>>>

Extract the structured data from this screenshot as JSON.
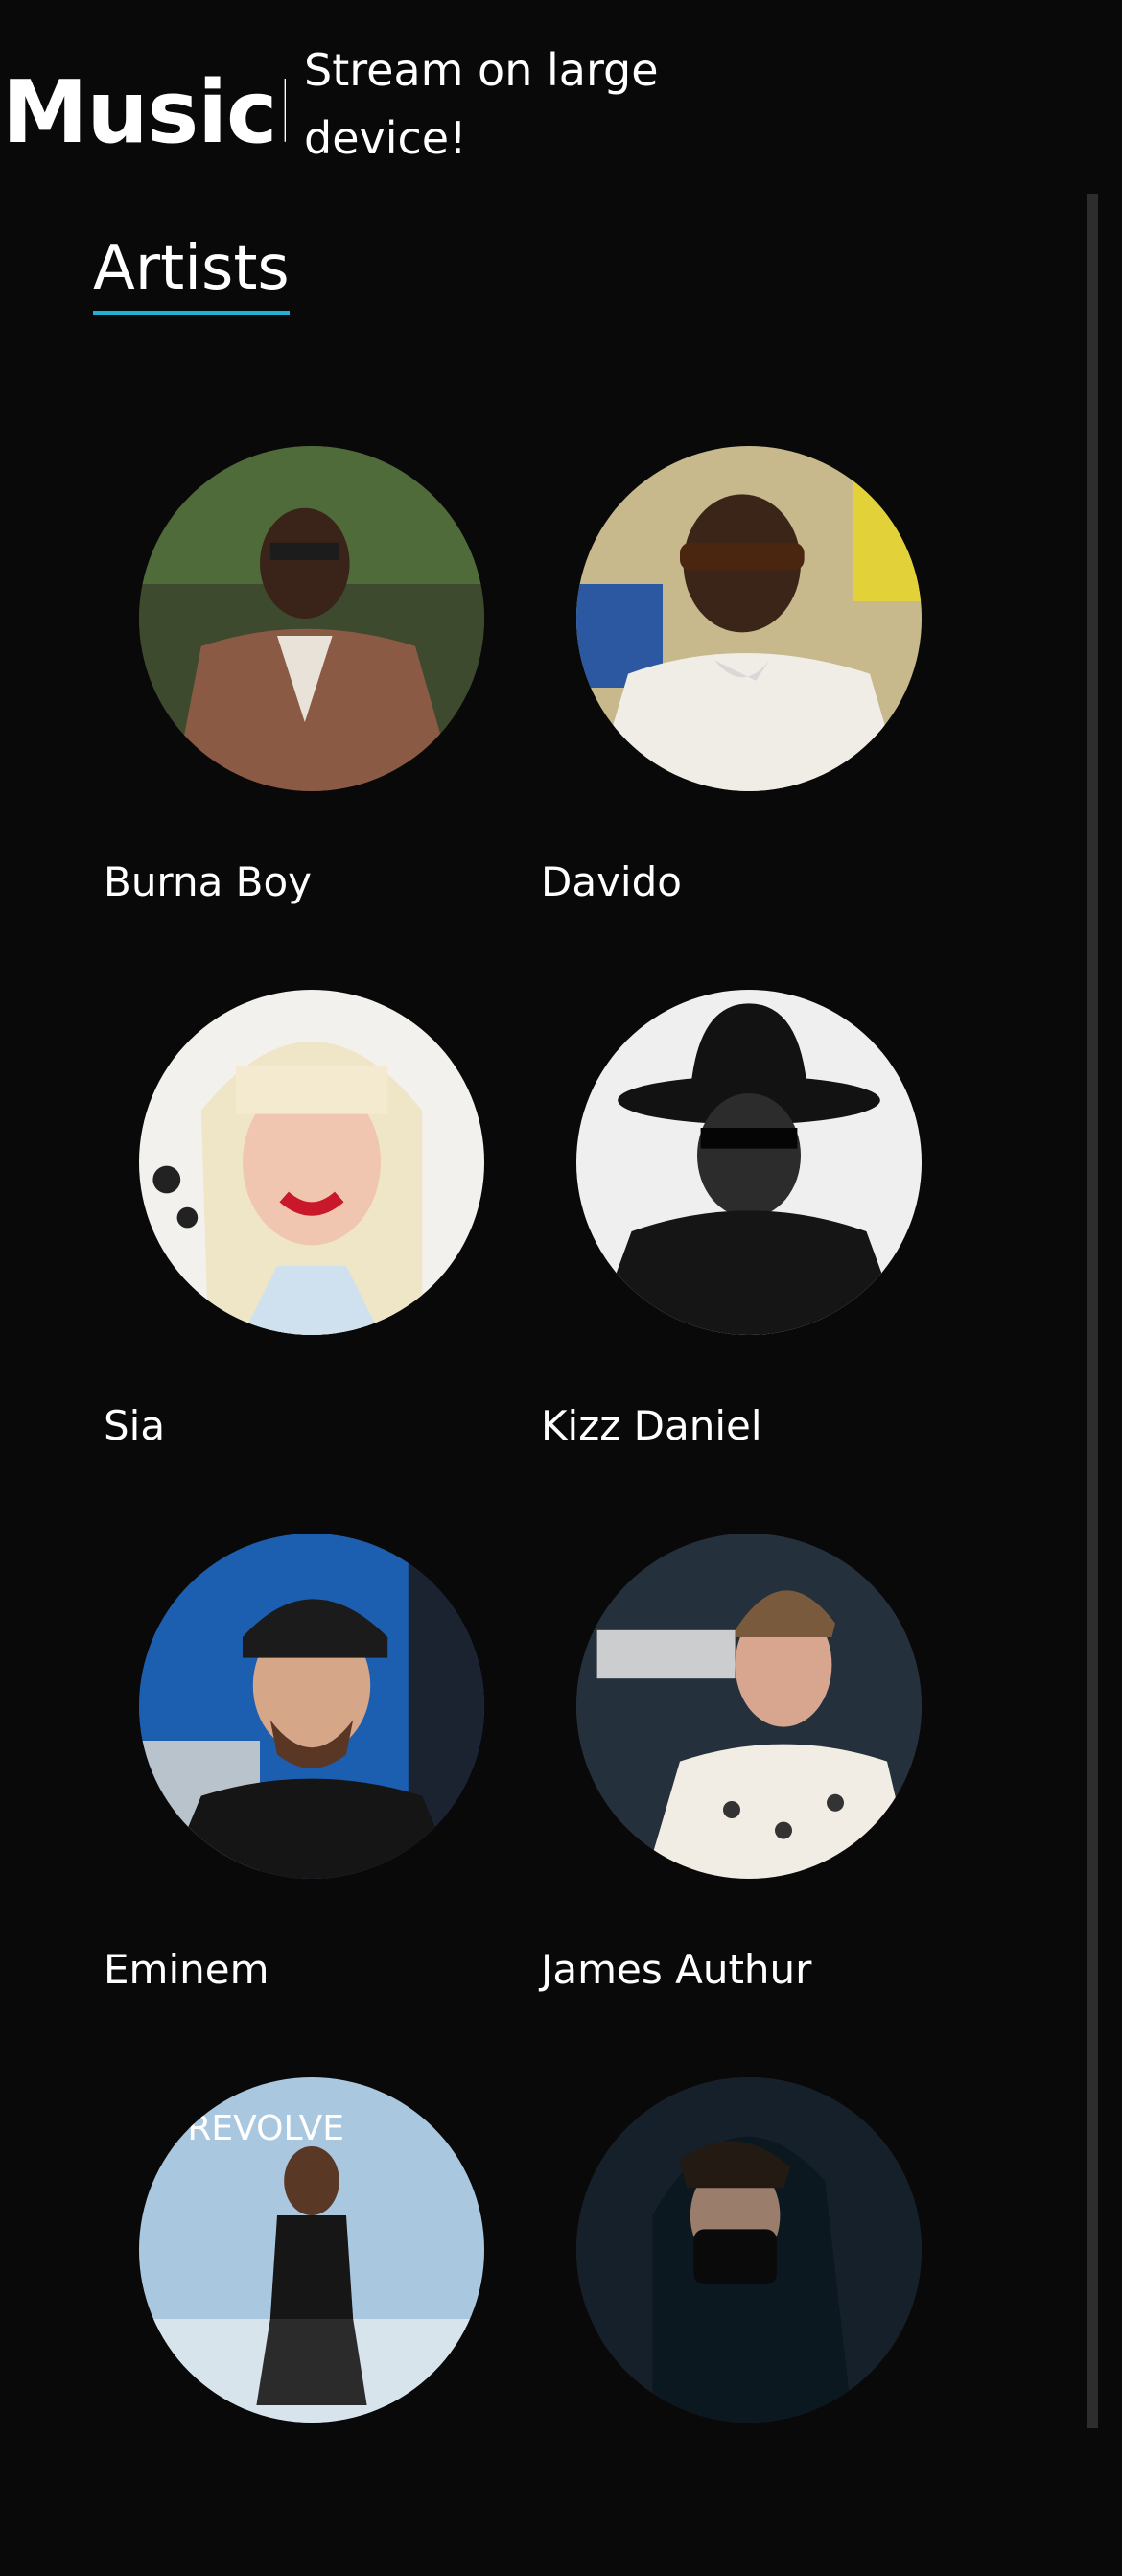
{
  "header": {
    "logo_text": "MusicPl",
    "tagline": "Stream on large device!"
  },
  "section": {
    "title": "Artists"
  },
  "artists": [
    {
      "name": "Burna Boy"
    },
    {
      "name": "Davido"
    },
    {
      "name": "Sia"
    },
    {
      "name": "Kizz Daniel"
    },
    {
      "name": "Eminem"
    },
    {
      "name": "James Authur"
    },
    {
      "name": ""
    },
    {
      "name": ""
    }
  ],
  "colors": {
    "background": "#0a0909",
    "accent_underline": "#21b0d6",
    "text": "#ffffff"
  }
}
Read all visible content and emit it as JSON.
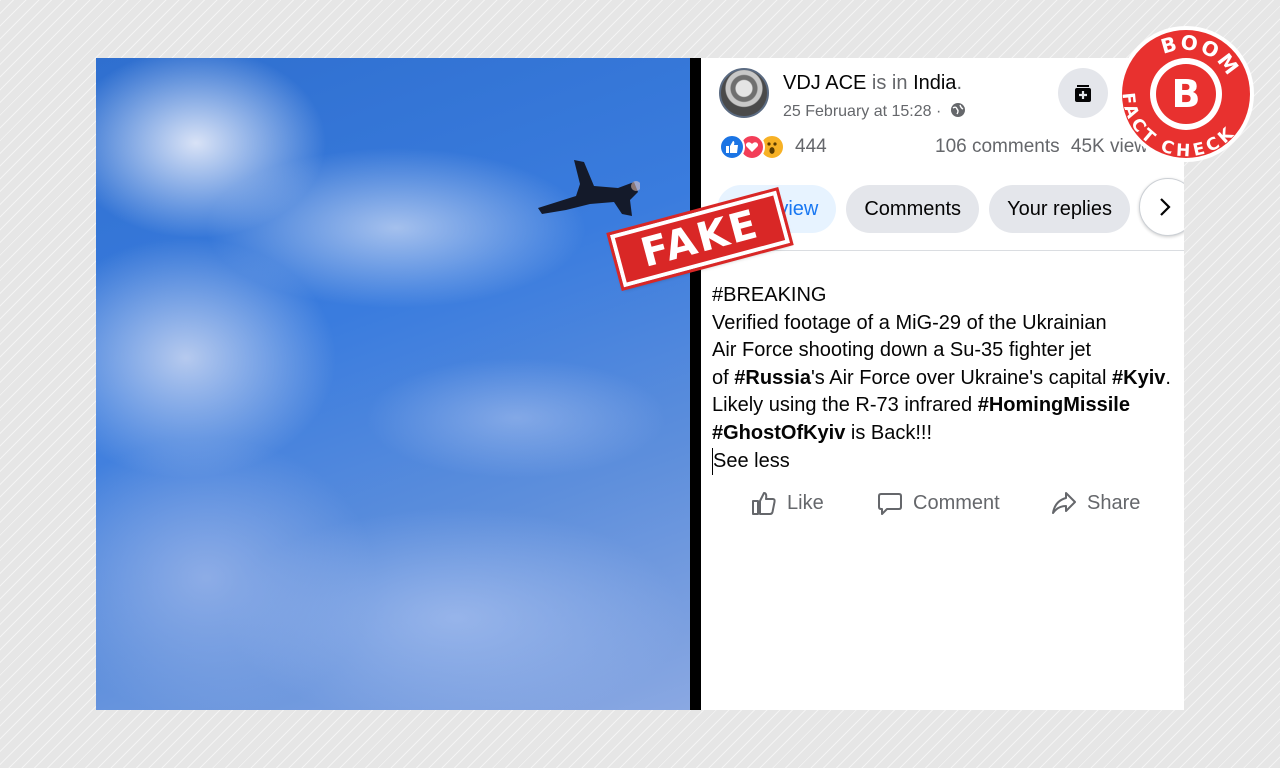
{
  "post": {
    "author": "VDJ ACE",
    "location_prefix": "is in",
    "location": "India",
    "location_suffix": ".",
    "timestamp": "25 February at 15:28",
    "meta_separator": "·",
    "reaction_count": "444",
    "comments": "106 comments",
    "views": "45K views",
    "tabs": [
      {
        "label": "Overview"
      },
      {
        "label": "Comments"
      },
      {
        "label": "Your replies"
      }
    ],
    "body": {
      "line1": "#BREAKING",
      "line2": "Verified footage of a MiG-29 of the Ukrainian",
      "line3": "Air Force shooting down a Su-35 fighter jet",
      "line4_a": "of ",
      "line4_tag1": "#Russia",
      "line4_b": "'s Air Force over Ukraine's capital ",
      "line4_tag2": "#Kyiv",
      "line4_c": ".",
      "line5_a": "Likely using the R-73 infrared ",
      "line5_tag": "#HomingMissile",
      "line6_tag": "#GhostOfKyiv",
      "line6_b": " is Back!!!",
      "see_less": "See less"
    },
    "actions": {
      "like": "Like",
      "comment": "Comment",
      "share": "Share"
    }
  },
  "overlays": {
    "stamp": "FAKE",
    "logo_top": "BOOM",
    "logo_letter": "B",
    "logo_bottom": "FACT CHECK"
  },
  "colors": {
    "facebook_blue": "#1877f2",
    "stamp_red": "#d92726",
    "boom_red": "#e8312f"
  }
}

<<<

Return, unchanged, the lines from the one containing "Read all visible content and emit it as JSON." down to the end of the entries above, inclusive. Images are left out.

--- Task response ---
Read all visible content and emit it as JSON.
{
  "post": {
    "author": "VDJ ACE",
    "location_prefix": "is in",
    "location": "India",
    "location_suffix": ".",
    "timestamp": "25 February at 15:28",
    "meta_separator": "·",
    "reaction_count": "444",
    "comments": "106 comments",
    "views": "45K views",
    "tabs": [
      {
        "label": "Overview"
      },
      {
        "label": "Comments"
      },
      {
        "label": "Your replies"
      }
    ],
    "body": {
      "line1": "#BREAKING",
      "line2": "Verified footage of a MiG-29 of the Ukrainian",
      "line3": "Air Force shooting down a Su-35 fighter jet",
      "line4_a": "of ",
      "line4_tag1": "#Russia",
      "line4_b": "'s Air Force over Ukraine's capital ",
      "line4_tag2": "#Kyiv",
      "line4_c": ".",
      "line5_a": "Likely using the R-73 infrared ",
      "line5_tag": "#HomingMissile",
      "line6_tag": "#GhostOfKyiv",
      "line6_b": " is Back!!!",
      "see_less": "See less"
    },
    "actions": {
      "like": "Like",
      "comment": "Comment",
      "share": "Share"
    }
  },
  "overlays": {
    "stamp": "FAKE",
    "logo_top": "BOOM",
    "logo_letter": "B",
    "logo_bottom": "FACT CHECK"
  },
  "colors": {
    "facebook_blue": "#1877f2",
    "stamp_red": "#d92726",
    "boom_red": "#e8312f"
  }
}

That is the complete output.